• Objective
List each line of the data in which the string "scenario" appears.

[Begin Material shown]

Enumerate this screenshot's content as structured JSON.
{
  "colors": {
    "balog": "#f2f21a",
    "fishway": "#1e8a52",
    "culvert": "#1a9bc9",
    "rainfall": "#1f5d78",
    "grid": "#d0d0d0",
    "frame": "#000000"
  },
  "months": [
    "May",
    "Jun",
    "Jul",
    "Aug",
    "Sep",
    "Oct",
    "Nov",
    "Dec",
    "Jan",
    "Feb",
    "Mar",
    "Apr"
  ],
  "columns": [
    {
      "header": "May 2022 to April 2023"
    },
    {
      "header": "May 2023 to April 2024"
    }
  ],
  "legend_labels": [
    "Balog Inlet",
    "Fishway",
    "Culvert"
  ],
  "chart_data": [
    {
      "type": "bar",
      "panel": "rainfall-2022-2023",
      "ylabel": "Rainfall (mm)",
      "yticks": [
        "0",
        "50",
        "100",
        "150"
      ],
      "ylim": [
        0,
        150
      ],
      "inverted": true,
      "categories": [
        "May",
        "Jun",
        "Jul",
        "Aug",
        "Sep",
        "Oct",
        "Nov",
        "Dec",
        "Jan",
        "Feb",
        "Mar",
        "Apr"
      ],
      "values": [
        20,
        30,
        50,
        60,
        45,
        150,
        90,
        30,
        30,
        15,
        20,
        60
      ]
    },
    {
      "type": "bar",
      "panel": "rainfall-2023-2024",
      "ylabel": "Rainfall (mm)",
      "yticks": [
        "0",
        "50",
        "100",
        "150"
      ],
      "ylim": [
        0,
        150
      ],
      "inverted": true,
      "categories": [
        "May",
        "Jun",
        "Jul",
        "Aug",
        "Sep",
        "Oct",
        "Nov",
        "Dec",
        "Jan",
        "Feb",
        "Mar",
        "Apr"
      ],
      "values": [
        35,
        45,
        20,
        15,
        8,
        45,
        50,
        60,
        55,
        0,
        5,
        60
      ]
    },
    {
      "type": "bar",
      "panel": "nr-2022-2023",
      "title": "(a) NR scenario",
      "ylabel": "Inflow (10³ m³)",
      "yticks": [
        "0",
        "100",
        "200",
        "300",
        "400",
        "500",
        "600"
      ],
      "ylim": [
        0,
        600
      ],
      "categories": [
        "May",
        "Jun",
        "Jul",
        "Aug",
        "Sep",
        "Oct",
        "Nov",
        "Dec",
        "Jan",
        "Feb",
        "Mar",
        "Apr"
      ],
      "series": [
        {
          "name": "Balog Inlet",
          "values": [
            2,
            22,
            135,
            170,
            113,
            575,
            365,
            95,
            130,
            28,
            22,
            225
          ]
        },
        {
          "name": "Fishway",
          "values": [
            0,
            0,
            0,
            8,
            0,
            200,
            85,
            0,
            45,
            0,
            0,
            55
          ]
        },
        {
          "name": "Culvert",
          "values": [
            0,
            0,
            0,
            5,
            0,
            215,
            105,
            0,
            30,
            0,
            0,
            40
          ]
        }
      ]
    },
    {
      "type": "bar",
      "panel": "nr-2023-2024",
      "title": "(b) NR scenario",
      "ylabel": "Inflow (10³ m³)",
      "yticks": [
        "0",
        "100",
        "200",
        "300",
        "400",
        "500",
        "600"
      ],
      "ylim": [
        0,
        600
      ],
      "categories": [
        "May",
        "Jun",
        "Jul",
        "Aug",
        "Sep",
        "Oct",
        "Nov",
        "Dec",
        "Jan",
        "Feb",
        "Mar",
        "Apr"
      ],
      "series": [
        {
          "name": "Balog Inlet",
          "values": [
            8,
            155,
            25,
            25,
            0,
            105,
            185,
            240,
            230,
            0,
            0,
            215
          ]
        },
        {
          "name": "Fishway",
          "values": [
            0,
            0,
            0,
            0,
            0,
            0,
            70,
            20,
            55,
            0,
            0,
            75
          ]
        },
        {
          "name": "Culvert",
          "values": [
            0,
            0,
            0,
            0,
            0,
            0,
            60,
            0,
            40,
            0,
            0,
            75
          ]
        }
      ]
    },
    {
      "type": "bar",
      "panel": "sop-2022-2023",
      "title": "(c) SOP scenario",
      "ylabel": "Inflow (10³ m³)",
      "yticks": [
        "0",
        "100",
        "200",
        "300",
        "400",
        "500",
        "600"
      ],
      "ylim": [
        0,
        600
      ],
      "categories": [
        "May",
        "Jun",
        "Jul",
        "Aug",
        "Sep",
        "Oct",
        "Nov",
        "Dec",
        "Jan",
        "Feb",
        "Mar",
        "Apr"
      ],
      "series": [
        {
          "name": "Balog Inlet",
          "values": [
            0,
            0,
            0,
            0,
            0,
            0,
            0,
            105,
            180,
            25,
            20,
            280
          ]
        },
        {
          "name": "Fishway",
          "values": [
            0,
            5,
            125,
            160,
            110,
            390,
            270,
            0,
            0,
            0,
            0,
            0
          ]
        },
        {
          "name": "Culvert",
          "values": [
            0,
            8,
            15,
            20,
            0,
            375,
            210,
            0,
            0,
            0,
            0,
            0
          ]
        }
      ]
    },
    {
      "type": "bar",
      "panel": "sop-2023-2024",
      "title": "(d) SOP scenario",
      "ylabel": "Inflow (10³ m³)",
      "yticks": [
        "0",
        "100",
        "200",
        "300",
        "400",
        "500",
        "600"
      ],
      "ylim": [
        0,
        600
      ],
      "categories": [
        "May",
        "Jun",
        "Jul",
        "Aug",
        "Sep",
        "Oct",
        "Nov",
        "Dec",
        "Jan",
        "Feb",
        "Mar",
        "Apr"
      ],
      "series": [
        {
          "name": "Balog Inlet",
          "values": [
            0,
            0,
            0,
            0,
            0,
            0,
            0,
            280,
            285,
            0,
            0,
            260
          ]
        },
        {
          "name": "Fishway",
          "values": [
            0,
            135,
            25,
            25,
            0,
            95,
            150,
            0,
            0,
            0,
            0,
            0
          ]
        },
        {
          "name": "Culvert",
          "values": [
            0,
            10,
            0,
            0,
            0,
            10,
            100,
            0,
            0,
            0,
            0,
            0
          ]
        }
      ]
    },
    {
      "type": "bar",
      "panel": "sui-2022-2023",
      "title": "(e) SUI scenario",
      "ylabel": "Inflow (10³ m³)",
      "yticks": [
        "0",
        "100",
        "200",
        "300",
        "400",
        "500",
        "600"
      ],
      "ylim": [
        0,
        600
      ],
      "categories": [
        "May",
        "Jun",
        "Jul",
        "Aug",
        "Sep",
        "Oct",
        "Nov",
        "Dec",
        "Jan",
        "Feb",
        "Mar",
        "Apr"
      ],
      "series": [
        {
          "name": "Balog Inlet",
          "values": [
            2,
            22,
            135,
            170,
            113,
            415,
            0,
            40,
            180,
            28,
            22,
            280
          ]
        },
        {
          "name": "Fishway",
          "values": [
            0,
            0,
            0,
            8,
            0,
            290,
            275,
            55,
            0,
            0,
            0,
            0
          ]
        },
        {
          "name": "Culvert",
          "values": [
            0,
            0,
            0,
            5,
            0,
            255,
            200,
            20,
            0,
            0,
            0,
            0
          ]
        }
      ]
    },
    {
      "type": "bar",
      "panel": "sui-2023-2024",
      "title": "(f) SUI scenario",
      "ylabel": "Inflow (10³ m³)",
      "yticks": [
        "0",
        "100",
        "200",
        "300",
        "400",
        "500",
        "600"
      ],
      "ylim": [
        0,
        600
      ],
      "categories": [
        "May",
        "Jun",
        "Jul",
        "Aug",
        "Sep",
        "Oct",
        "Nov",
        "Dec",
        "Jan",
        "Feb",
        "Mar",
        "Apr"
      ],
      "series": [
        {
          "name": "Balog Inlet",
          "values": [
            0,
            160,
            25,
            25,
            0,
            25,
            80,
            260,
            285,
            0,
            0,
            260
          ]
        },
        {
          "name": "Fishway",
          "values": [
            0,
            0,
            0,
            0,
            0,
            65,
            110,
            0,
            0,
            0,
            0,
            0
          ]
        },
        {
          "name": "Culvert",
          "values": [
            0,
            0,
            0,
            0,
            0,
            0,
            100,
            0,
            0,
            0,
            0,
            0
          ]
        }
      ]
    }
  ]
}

[End Material shown]

• Worked solution
      "title": "(a) NR scenario",
      "title": "(b) NR scenario",
      "title": "(c) SOP scenario",
      "title": "(d) SOP scenario",
      "title": "(e) SUI scenario",
      "title": "(f) SUI scenario",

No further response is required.